#### PROBLEM DESCRIPTION
From the entries that follow, gather each line holding the word "xlabel".

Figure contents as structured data
======
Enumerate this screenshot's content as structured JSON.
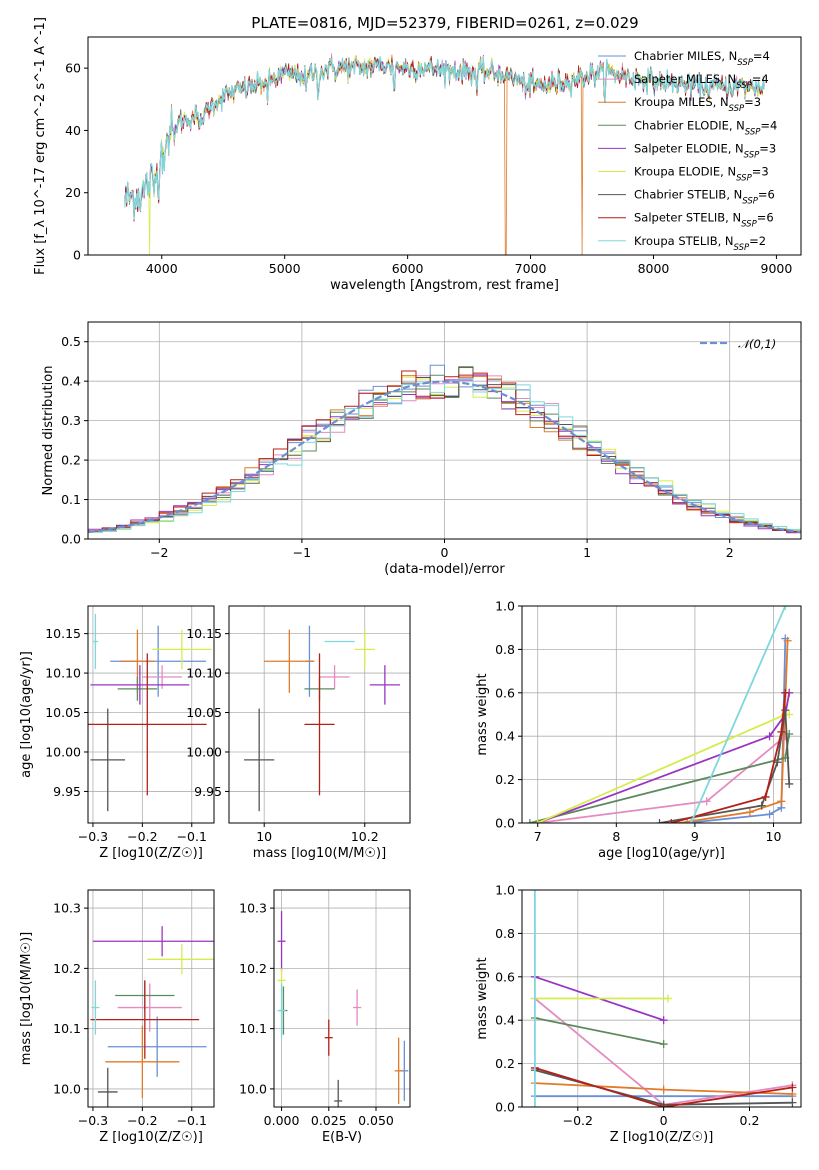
{
  "title": "PLATE=0816, MJD=52379, FIBERID=0261, z=0.029",
  "models": [
    {
      "name": "Chabrier MILES",
      "nssp": "4",
      "color": "#6a8fd4"
    },
    {
      "name": "Salpeter MILES",
      "nssp": "4",
      "color": "#e58ac0"
    },
    {
      "name": "Kroupa MILES",
      "nssp": "3",
      "color": "#e07b2c"
    },
    {
      "name": "Chabrier ELODIE",
      "nssp": "4",
      "color": "#5c8a5e"
    },
    {
      "name": "Salpeter ELODIE",
      "nssp": "3",
      "color": "#9a35c0"
    },
    {
      "name": "Kroupa ELODIE",
      "nssp": "3",
      "color": "#d6ec4c"
    },
    {
      "name": "Chabrier STELIB",
      "nssp": "6",
      "color": "#555555"
    },
    {
      "name": "Salpeter STELIB",
      "nssp": "6",
      "color": "#b3211a"
    },
    {
      "name": "Kroupa STELIB",
      "nssp": "2",
      "color": "#7fd7dc"
    }
  ],
  "chart_data": [
    {
      "id": "spectrum",
      "type": "line",
      "xlabel": "wavelength [Angstrom, rest frame]",
      "ylabel": "Flux [f_λ 10^-17 erg cm^-2 s^-1 A^-1]",
      "xlim": [
        3400,
        9200
      ],
      "ylim": [
        0,
        70
      ],
      "xticks": [
        4000,
        5000,
        6000,
        7000,
        8000,
        9000
      ],
      "yticks": [
        0,
        20,
        40,
        60
      ],
      "legend": "top-right",
      "continuum": [
        [
          3700,
          18
        ],
        [
          3850,
          20
        ],
        [
          3950,
          26
        ],
        [
          4000,
          33
        ],
        [
          4100,
          42
        ],
        [
          4300,
          45
        ],
        [
          4500,
          51
        ],
        [
          4800,
          55
        ],
        [
          5000,
          58
        ],
        [
          5200,
          58
        ],
        [
          5400,
          60
        ],
        [
          5600,
          60
        ],
        [
          5800,
          61
        ],
        [
          6000,
          60
        ],
        [
          6200,
          60
        ],
        [
          6400,
          59
        ],
        [
          6600,
          59
        ],
        [
          6800,
          58
        ],
        [
          7000,
          54
        ],
        [
          7200,
          55
        ],
        [
          7400,
          57
        ],
        [
          7600,
          59
        ],
        [
          7800,
          57
        ],
        [
          8000,
          56
        ],
        [
          8200,
          55
        ],
        [
          8400,
          54
        ],
        [
          8600,
          54
        ],
        [
          8900,
          54
        ]
      ],
      "dropouts": [
        {
          "x": 3900,
          "model": 5
        },
        {
          "x": 6800,
          "model": 2
        },
        {
          "x": 7420,
          "model": 2
        }
      ]
    },
    {
      "id": "residuals",
      "type": "line",
      "xlabel": "(data-model)/error",
      "ylabel": "Normed distribution",
      "xlim": [
        -2.5,
        2.5
      ],
      "ylim": [
        0,
        0.55
      ],
      "xticks": [
        -2,
        -1,
        0,
        1,
        2
      ],
      "yticks": [
        0.0,
        0.1,
        0.2,
        0.3,
        0.4,
        0.5
      ],
      "reference": {
        "label": "𝒩(0,1)",
        "mean": 0,
        "sigma": 1,
        "color": "#6a8fd4"
      },
      "legend": "top-right"
    },
    {
      "id": "age-vs-Z",
      "type": "scatter",
      "xlabel": "Z [log10(Z/Z☉)]",
      "ylabel": "age [log10(age/yr)]",
      "xlim": [
        -0.31,
        -0.055
      ],
      "ylim": [
        9.91,
        10.185
      ],
      "xticks": [
        -0.3,
        -0.2,
        -0.1
      ],
      "yticks": [
        9.95,
        10.0,
        10.05,
        10.1,
        10.15
      ],
      "points": [
        {
          "x": -0.168,
          "y": 10.115,
          "xerr": 0.097,
          "yerr": 0.045,
          "model": 0
        },
        {
          "x": -0.16,
          "y": 10.095,
          "xerr": 0.04,
          "yerr": 0.015,
          "model": 1
        },
        {
          "x": -0.21,
          "y": 10.115,
          "xerr": 0.035,
          "yerr": 0.04,
          "model": 2
        },
        {
          "x": -0.21,
          "y": 10.08,
          "xerr": 0.04,
          "yerr": 0.015,
          "model": 3
        },
        {
          "x": -0.205,
          "y": 10.085,
          "xerr": 0.1,
          "yerr": 0.025,
          "model": 4
        },
        {
          "x": -0.12,
          "y": 10.13,
          "xerr": 0.06,
          "yerr": 0.025,
          "model": 5
        },
        {
          "x": -0.27,
          "y": 9.99,
          "xerr": 0.035,
          "yerr": 0.065,
          "model": 6
        },
        {
          "x": -0.19,
          "y": 10.035,
          "xerr": 0.12,
          "yerr": 0.09,
          "model": 7
        },
        {
          "x": -0.295,
          "y": 10.14,
          "xerr": 0.005,
          "yerr": 0.035,
          "model": 8
        }
      ]
    },
    {
      "id": "age-vs-mass",
      "type": "scatter",
      "xlabel": "mass [log10(M/M☉)]",
      "ylabel": "",
      "xlim": [
        9.93,
        10.29
      ],
      "ylim": [
        9.91,
        10.185
      ],
      "xticks": [
        10.0,
        10.2
      ],
      "yticks": [
        9.95,
        10.0,
        10.05,
        10.1,
        10.15
      ],
      "points": [
        {
          "x": 10.09,
          "y": 10.115,
          "xerr": 0.0,
          "yerr": 0.045,
          "model": 0
        },
        {
          "x": 10.14,
          "y": 10.095,
          "xerr": 0.03,
          "yerr": 0.015,
          "model": 1
        },
        {
          "x": 10.05,
          "y": 10.115,
          "xerr": 0.05,
          "yerr": 0.04,
          "model": 2
        },
        {
          "x": 10.11,
          "y": 10.08,
          "xerr": 0.03,
          "yerr": 0.015,
          "model": 3
        },
        {
          "x": 10.24,
          "y": 10.085,
          "xerr": 0.03,
          "yerr": 0.025,
          "model": 4
        },
        {
          "x": 10.2,
          "y": 10.13,
          "xerr": 0.02,
          "yerr": 0.025,
          "model": 5
        },
        {
          "x": 9.99,
          "y": 9.99,
          "xerr": 0.03,
          "yerr": 0.065,
          "model": 6
        },
        {
          "x": 10.11,
          "y": 10.035,
          "xerr": 0.03,
          "yerr": 0.09,
          "model": 7
        },
        {
          "x": 10.15,
          "y": 10.14,
          "xerr": 0.03,
          "yerr": 0.0,
          "model": 8
        }
      ]
    },
    {
      "id": "mass-weight-vs-age",
      "type": "line",
      "xlabel": "age [log10(age/yr)]",
      "ylabel": "mass weight",
      "xlim": [
        6.8,
        10.35
      ],
      "ylim": [
        0,
        1.0
      ],
      "xticks": [
        7,
        8,
        9,
        10
      ],
      "yticks": [
        0.0,
        0.2,
        0.4,
        0.6,
        0.8,
        1.0
      ],
      "series": [
        {
          "model": 0,
          "x": [
            8.9,
            9.95,
            10.1,
            10.15
          ],
          "y": [
            0.0,
            0.04,
            0.07,
            0.85
          ]
        },
        {
          "model": 1,
          "x": [
            7.0,
            9.15,
            10.15
          ],
          "y": [
            0.0,
            0.1,
            0.4
          ]
        },
        {
          "model": 2,
          "x": [
            8.8,
            9.7,
            10.1,
            10.18
          ],
          "y": [
            0.0,
            0.05,
            0.1,
            0.84
          ]
        },
        {
          "model": 3,
          "x": [
            6.9,
            10.15,
            10.2
          ],
          "y": [
            0.0,
            0.3,
            0.41
          ]
        },
        {
          "model": 4,
          "x": [
            7.0,
            9.95,
            10.15,
            10.2
          ],
          "y": [
            0.0,
            0.4,
            0.5,
            0.6
          ]
        },
        {
          "model": 5,
          "x": [
            7.0,
            10.15,
            10.2
          ],
          "y": [
            0.0,
            0.5,
            0.5
          ]
        },
        {
          "model": 6,
          "x": [
            8.55,
            9.85,
            10.05,
            10.15,
            10.2
          ],
          "y": [
            0.0,
            0.08,
            0.28,
            0.52,
            0.18
          ]
        },
        {
          "model": 7,
          "x": [
            8.7,
            9.9,
            10.1,
            10.15
          ],
          "y": [
            0.0,
            0.12,
            0.42,
            0.6
          ]
        },
        {
          "model": 8,
          "x": [
            8.95,
            10.15
          ],
          "y": [
            0.0,
            1.0
          ]
        }
      ]
    },
    {
      "id": "mass-vs-Z",
      "type": "scatter",
      "xlabel": "Z [log10(Z/Z☉)]",
      "ylabel": "mass [log10(M/M☉)]",
      "xlim": [
        -0.31,
        -0.055
      ],
      "ylim": [
        9.97,
        10.33
      ],
      "xticks": [
        -0.3,
        -0.2,
        -0.1
      ],
      "yticks": [
        10.0,
        10.1,
        10.2,
        10.3
      ],
      "points": [
        {
          "x": -0.17,
          "y": 10.07,
          "xerr": 0.1,
          "yerr": 0.05,
          "model": 0
        },
        {
          "x": -0.185,
          "y": 10.135,
          "xerr": 0.065,
          "yerr": 0.04,
          "model": 1
        },
        {
          "x": -0.2,
          "y": 10.045,
          "xerr": 0.075,
          "yerr": 0.06,
          "model": 2
        },
        {
          "x": -0.195,
          "y": 10.155,
          "xerr": 0.06,
          "yerr": 0.025,
          "model": 3
        },
        {
          "x": -0.16,
          "y": 10.245,
          "xerr": 0.14,
          "yerr": 0.025,
          "model": 4
        },
        {
          "x": -0.12,
          "y": 10.215,
          "xerr": 0.07,
          "yerr": 0.025,
          "model": 5
        },
        {
          "x": -0.27,
          "y": 9.995,
          "xerr": 0.02,
          "yerr": 0.04,
          "model": 6
        },
        {
          "x": -0.195,
          "y": 10.115,
          "xerr": 0.11,
          "yerr": 0.065,
          "model": 7
        },
        {
          "x": -0.295,
          "y": 10.135,
          "xerr": 0.0,
          "yerr": 0.045,
          "model": 8
        }
      ]
    },
    {
      "id": "mass-vs-ebv",
      "type": "scatter",
      "xlabel": "E(B-V)",
      "ylabel": "",
      "xlim": [
        -0.004,
        0.068
      ],
      "ylim": [
        9.97,
        10.33
      ],
      "xticks": [
        0.0,
        0.025,
        0.05
      ],
      "xticklabels": [
        "0.000",
        "0.025",
        "0.050"
      ],
      "yticks": [
        10.0,
        10.1,
        10.2,
        10.3
      ],
      "points": [
        {
          "x": 0.065,
          "y": 10.03,
          "yerr": 0.05,
          "model": 0
        },
        {
          "x": 0.04,
          "y": 10.135,
          "yerr": 0.03,
          "model": 1
        },
        {
          "x": 0.062,
          "y": 10.03,
          "yerr": 0.055,
          "model": 2
        },
        {
          "x": 0.001,
          "y": 10.13,
          "yerr": 0.04,
          "model": 3
        },
        {
          "x": 0.0,
          "y": 10.245,
          "yerr": 0.05,
          "model": 4
        },
        {
          "x": 0.0,
          "y": 10.18,
          "yerr": 0.02,
          "model": 5
        },
        {
          "x": 0.03,
          "y": 9.98,
          "yerr": 0.035,
          "model": 6
        },
        {
          "x": 0.025,
          "y": 10.085,
          "yerr": 0.03,
          "model": 7
        },
        {
          "x": 0.0,
          "y": 10.13,
          "yerr": 0.045,
          "model": 8
        }
      ]
    },
    {
      "id": "mass-weight-vs-Z",
      "type": "line",
      "xlabel": "Z [log10(Z/Z☉)]",
      "ylabel": "mass weight",
      "xlim": [
        -0.33,
        0.32
      ],
      "ylim": [
        0,
        1.0
      ],
      "xticks": [
        -0.2,
        0.0,
        0.2
      ],
      "yticks": [
        0.0,
        0.2,
        0.4,
        0.6,
        0.8,
        1.0
      ],
      "series": [
        {
          "model": 0,
          "x": [
            -0.3,
            0.3
          ],
          "y": [
            0.05,
            0.05
          ]
        },
        {
          "model": 1,
          "x": [
            -0.3,
            0.0,
            0.3
          ],
          "y": [
            0.5,
            0.01,
            0.1
          ]
        },
        {
          "model": 2,
          "x": [
            -0.3,
            0.0,
            0.3
          ],
          "y": [
            0.11,
            0.08,
            0.06
          ]
        },
        {
          "model": 3,
          "x": [
            -0.3,
            0.0
          ],
          "y": [
            0.41,
            0.29
          ]
        },
        {
          "model": 4,
          "x": [
            -0.3,
            0.0
          ],
          "y": [
            0.6,
            0.4
          ]
        },
        {
          "model": 5,
          "x": [
            -0.3,
            0.01
          ],
          "y": [
            0.5,
            0.5
          ]
        },
        {
          "model": 6,
          "x": [
            -0.3,
            0.0,
            0.3
          ],
          "y": [
            0.17,
            0.01,
            0.02
          ]
        },
        {
          "model": 7,
          "x": [
            -0.3,
            0.0,
            0.3
          ],
          "y": [
            0.18,
            0.0,
            0.09
          ]
        },
        {
          "model": 8,
          "x": [
            -0.3,
            -0.3
          ],
          "y": [
            0.0,
            1.0
          ]
        }
      ]
    }
  ]
}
======
#### SOLUTION TO THE PROBLEM
      "xlabel": "wavelength [Angstrom, rest frame]",
      "xlabel": "(data-model)/error",
      "xlabel": "Z [log10(Z/Z☉)]",
      "xlabel": "mass [log10(M/M☉)]",
      "xlabel": "age [log10(age/yr)]",
      "xlabel": "Z [log10(Z/Z☉)]",
      "xlabel": "E(B-V)",
      "xlabel": "Z [log10(Z/Z☉)]",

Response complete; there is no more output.